REQUIREMENTS
Retype every entry exactly, character for character.

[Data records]

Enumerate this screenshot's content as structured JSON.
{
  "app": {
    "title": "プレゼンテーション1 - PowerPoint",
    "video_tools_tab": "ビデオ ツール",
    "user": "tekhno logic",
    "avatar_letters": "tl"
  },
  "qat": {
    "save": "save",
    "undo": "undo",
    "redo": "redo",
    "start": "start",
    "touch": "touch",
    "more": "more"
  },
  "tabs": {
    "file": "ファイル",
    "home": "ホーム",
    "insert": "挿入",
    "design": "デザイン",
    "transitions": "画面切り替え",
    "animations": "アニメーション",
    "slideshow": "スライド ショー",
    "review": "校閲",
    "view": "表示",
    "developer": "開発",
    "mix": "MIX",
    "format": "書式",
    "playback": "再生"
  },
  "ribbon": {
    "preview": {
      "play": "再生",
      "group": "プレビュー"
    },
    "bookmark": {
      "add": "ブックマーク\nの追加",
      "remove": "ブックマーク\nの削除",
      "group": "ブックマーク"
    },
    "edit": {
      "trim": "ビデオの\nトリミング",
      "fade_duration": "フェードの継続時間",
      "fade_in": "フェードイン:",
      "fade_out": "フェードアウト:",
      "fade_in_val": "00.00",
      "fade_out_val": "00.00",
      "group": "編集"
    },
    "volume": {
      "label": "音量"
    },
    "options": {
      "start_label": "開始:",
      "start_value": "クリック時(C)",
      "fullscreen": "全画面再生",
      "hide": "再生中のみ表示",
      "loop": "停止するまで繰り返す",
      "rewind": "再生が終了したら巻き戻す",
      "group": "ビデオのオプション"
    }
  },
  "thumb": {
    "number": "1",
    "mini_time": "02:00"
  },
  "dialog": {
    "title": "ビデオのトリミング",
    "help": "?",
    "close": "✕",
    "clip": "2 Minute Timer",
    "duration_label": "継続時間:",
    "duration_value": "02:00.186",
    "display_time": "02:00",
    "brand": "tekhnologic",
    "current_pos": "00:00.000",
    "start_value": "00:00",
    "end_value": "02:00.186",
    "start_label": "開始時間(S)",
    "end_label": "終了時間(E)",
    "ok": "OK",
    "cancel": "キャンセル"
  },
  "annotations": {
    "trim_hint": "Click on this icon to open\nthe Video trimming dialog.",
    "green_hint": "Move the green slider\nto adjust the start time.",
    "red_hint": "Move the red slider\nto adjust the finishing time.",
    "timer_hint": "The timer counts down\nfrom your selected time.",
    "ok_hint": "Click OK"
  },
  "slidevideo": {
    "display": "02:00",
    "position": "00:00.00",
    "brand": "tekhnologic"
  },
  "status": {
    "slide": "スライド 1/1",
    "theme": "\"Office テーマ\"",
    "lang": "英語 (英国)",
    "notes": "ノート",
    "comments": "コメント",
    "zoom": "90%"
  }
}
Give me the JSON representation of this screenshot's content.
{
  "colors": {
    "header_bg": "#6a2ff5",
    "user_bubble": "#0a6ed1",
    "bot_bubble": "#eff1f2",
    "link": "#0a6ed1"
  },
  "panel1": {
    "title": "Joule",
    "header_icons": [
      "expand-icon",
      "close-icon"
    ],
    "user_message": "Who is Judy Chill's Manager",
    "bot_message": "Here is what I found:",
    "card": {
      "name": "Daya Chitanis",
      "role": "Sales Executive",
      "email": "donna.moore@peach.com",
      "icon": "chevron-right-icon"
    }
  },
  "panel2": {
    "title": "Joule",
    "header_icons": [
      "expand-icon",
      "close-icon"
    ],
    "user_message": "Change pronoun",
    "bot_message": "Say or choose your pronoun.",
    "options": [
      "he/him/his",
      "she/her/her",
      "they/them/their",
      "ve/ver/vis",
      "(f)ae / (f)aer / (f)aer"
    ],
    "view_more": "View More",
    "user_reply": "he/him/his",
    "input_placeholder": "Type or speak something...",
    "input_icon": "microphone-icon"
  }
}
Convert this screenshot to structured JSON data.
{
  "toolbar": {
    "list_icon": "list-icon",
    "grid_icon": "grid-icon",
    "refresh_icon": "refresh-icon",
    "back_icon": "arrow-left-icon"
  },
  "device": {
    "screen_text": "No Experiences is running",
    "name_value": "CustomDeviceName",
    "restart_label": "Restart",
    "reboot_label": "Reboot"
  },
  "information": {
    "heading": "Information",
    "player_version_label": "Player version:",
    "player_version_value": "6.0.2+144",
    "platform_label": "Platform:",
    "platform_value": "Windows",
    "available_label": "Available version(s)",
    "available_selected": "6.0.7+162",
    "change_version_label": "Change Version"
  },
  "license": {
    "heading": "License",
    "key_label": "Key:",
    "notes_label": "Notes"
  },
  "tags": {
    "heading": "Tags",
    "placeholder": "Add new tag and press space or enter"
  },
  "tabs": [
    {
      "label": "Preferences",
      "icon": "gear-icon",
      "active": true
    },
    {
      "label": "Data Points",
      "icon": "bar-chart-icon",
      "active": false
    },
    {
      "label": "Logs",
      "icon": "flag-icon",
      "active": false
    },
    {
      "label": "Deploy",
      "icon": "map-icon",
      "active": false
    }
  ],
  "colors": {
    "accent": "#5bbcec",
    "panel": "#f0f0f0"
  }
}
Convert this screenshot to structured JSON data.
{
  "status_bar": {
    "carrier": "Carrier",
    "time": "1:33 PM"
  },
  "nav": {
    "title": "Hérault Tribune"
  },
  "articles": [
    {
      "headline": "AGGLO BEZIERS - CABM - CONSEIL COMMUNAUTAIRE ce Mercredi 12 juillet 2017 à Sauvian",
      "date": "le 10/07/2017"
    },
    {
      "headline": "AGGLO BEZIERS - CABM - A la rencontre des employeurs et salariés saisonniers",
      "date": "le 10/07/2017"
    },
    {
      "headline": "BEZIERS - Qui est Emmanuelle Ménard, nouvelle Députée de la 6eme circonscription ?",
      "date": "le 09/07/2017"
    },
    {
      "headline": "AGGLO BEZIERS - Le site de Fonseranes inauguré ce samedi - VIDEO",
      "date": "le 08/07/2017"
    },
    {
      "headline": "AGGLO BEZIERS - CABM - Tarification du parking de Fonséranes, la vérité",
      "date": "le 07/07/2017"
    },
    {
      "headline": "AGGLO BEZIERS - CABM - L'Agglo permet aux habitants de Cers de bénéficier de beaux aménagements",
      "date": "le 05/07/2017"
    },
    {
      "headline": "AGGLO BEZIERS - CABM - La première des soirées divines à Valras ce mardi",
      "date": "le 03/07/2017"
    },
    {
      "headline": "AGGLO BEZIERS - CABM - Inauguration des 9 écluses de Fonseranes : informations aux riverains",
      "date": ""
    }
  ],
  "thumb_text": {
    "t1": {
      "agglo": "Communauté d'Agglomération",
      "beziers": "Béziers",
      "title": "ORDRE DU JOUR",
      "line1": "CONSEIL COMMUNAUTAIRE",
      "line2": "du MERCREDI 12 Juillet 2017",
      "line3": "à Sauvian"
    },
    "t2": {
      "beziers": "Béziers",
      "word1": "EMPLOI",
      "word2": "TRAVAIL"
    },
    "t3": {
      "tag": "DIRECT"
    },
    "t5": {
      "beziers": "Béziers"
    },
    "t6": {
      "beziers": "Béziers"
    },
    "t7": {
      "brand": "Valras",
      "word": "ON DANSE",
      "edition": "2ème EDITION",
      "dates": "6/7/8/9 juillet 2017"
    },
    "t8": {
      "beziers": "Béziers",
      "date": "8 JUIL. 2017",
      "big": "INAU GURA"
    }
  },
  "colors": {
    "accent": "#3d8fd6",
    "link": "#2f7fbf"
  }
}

EXERCISE SOLUTION
Enumerate this screenshot's content as structured JSON.
{
  "app": {
    "title": "プレゼンテーション1 - PowerPoint",
    "video_tools_tab": "ビデオ ツール",
    "user": "tekhno logic",
    "avatar_letters": "tl"
  },
  "qat": {
    "save": "save",
    "undo": "undo",
    "redo": "redo",
    "start": "start",
    "touch": "touch",
    "more": "more"
  },
  "tabs": {
    "file": "ファイル",
    "home": "ホーム",
    "insert": "挿入",
    "design": "デザイン",
    "transitions": "画面切り替え",
    "animations": "アニメーション",
    "slideshow": "スライド ショー",
    "review": "校閲",
    "view": "表示",
    "developer": "開発",
    "mix": "MIX",
    "format": "書式",
    "playback": "再生"
  },
  "ribbon": {
    "preview": {
      "play": "再生",
      "group": "プレビュー"
    },
    "bookmark": {
      "add": "ブックマーク\nの追加",
      "remove": "ブックマーク\nの削除",
      "group": "ブックマーク"
    },
    "edit": {
      "trim": "ビデオの\nトリミング",
      "fade_duration": "フェードの継続時間",
      "fade_in": "フェードイン:",
      "fade_out": "フェードアウト:",
      "fade_in_val": "00.00",
      "fade_out_val": "00.00",
      "group": "編集"
    },
    "volume": {
      "label": "音量"
    },
    "options": {
      "start_label": "開始:",
      "start_value": "クリック時(C)",
      "fullscreen": "全画面再生",
      "hide": "再生中のみ表示",
      "loop": "停止するまで繰り返す",
      "rewind": "再生が終了したら巻き戻す",
      "group": "ビデオのオプション"
    }
  },
  "thumb": {
    "number": "1",
    "mini_time": "02:00"
  },
  "dialog": {
    "title": "ビデオのトリミング",
    "help": "?",
    "close": "✕",
    "clip": "2 Minute Timer",
    "duration_label": "継続時間:",
    "duration_value": "02:00.186",
    "display_time": "02:00",
    "brand": "tekhnologic",
    "current_pos": "00:00.000",
    "start_value": "00:00",
    "end_value": "02:00.186",
    "start_label": "開始時間(S)",
    "end_label": "終了時間(E)",
    "ok": "OK",
    "cancel": "キャンセル"
  },
  "annotations": {
    "trim_hint": "Click on this icon to open\nthe Video trimming dialog.",
    "green_hint": "Move the green slider\nto adjust the start time.",
    "red_hint": "Move the red slider\nto adjust the finishing time.",
    "timer_hint": "The timer counts down\nfrom your selected time.",
    "ok_hint": "Click OK"
  },
  "slidevideo": {
    "display": "02:00",
    "position": "00:00.00",
    "brand": "tekhnologic"
  },
  "status": {
    "slide": "スライド 1/1",
    "theme": "\"Office テーマ\"",
    "lang": "英語 (英国)",
    "notes": "ノート",
    "comments": "コメント",
    "zoom": "90%"
  }
}
Give me the JSON representation of this screenshot's content.
{
  "colors": {
    "header_bg": "#6a2ff5",
    "user_bubble": "#0a6ed1",
    "bot_bubble": "#eff1f2",
    "link": "#0a6ed1"
  },
  "panel1": {
    "title": "Joule",
    "header_icons": [
      "expand-icon",
      "close-icon"
    ],
    "user_message": "Who is Judy Chill's Manager",
    "bot_message": "Here is what I found:",
    "card": {
      "name": "Daya Chitanis",
      "role": "Sales Executive",
      "email": "donna.moore@peach.com",
      "icon": "chevron-right-icon"
    }
  },
  "panel2": {
    "title": "Joule",
    "header_icons": [
      "expand-icon",
      "close-icon"
    ],
    "user_message": "Change pronoun",
    "bot_message": "Say or choose your pronoun.",
    "options": [
      "he/him/his",
      "she/her/her",
      "they/them/their",
      "ve/ver/vis",
      "(f)ae / (f)aer / (f)aer"
    ],
    "view_more": "View More",
    "user_reply": "he/him/his",
    "input_placeholder": "Type or speak something...",
    "input_icon": "microphone-icon"
  }
}
Convert this screenshot to structured JSON data.
{
  "toolbar": {
    "list_icon": "list-icon",
    "grid_icon": "grid-icon",
    "refresh_icon": "refresh-icon",
    "back_icon": "arrow-left-icon"
  },
  "device": {
    "screen_text": "No Experiences is running",
    "name_value": "CustomDeviceName",
    "restart_label": "Restart",
    "reboot_label": "Reboot"
  },
  "information": {
    "heading": "Information",
    "player_version_label": "Player version:",
    "player_version_value": "6.0.2+144",
    "platform_label": "Platform:",
    "platform_value": "Windows",
    "available_label": "Available version(s)",
    "available_selected": "6.0.7+162",
    "change_version_label": "Change Version"
  },
  "license": {
    "heading": "License",
    "key_label": "Key:",
    "notes_label": "Notes"
  },
  "tags": {
    "heading": "Tags",
    "placeholder": "Add new tag and press space or enter"
  },
  "tabs": [
    {
      "label": "Preferences",
      "icon": "gear-icon",
      "active": true
    },
    {
      "label": "Data Points",
      "icon": "bar-chart-icon",
      "active": false
    },
    {
      "label": "Logs",
      "icon": "flag-icon",
      "active": false
    },
    {
      "label": "Deploy",
      "icon": "map-icon",
      "active": false
    }
  ],
  "colors": {
    "accent": "#5bbcec",
    "panel": "#f0f0f0"
  }
}
Convert this screenshot to structured JSON data.
{
  "status_bar": {
    "carrier": "Carrier",
    "time": "1:33 PM"
  },
  "nav": {
    "title": "Hérault Tribune"
  },
  "articles": [
    {
      "headline": "AGGLO BEZIERS - CABM - CONSEIL COMMUNAUTAIRE ce Mercredi 12 juillet 2017 à Sauvian",
      "date": "le 10/07/2017"
    },
    {
      "headline": "AGGLO BEZIERS - CABM - A la rencontre des employeurs et salariés saisonniers",
      "date": "le 10/07/2017"
    },
    {
      "headline": "BEZIERS - Qui est Emmanuelle Ménard, nouvelle Députée de la 6eme circonscription ?",
      "date": "le 09/07/2017"
    },
    {
      "headline": "AGGLO BEZIERS - Le site de Fonseranes inauguré ce samedi - VIDEO",
      "date": "le 08/07/2017"
    },
    {
      "headline": "AGGLO BEZIERS - CABM - Tarification du parking de Fonséranes, la vérité",
      "date": "le 07/07/2017"
    },
    {
      "headline": "AGGLO BEZIERS - CABM - L'Agglo permet aux habitants de Cers de bénéficier de beaux aménagements",
      "date": "le 05/07/2017"
    },
    {
      "headline": "AGGLO BEZIERS - CABM - La première des soirées divines à Valras ce mardi",
      "date": "le 03/07/2017"
    },
    {
      "headline": "AGGLO BEZIERS - CABM - Inauguration des 9 écluses de Fonseranes : informations aux riverains",
      "date": ""
    }
  ],
  "thumb_text": {
    "t1": {
      "agglo": "Communauté d'Agglomération",
      "beziers": "Béziers",
      "title": "ORDRE DU JOUR",
      "line1": "CONSEIL COMMUNAUTAIRE",
      "line2": "du MERCREDI 12 Juillet 2017",
      "line3": "à Sauvian"
    },
    "t2": {
      "beziers": "Béziers",
      "word1": "EMPLOI",
      "word2": "TRAVAIL"
    },
    "t3": {
      "tag": "DIRECT"
    },
    "t5": {
      "beziers": "Béziers"
    },
    "t6": {
      "beziers": "Béziers"
    },
    "t7": {
      "brand": "Valras",
      "word": "ON DANSE",
      "edition": "2ème EDITION",
      "dates": "6/7/8/9 juillet 2017"
    },
    "t8": {
      "beziers": "Béziers",
      "date": "8 JUIL. 2017",
      "big": "INAU GURA"
    }
  },
  "colors": {
    "accent": "#3d8fd6",
    "link": "#2f7fbf"
  }
}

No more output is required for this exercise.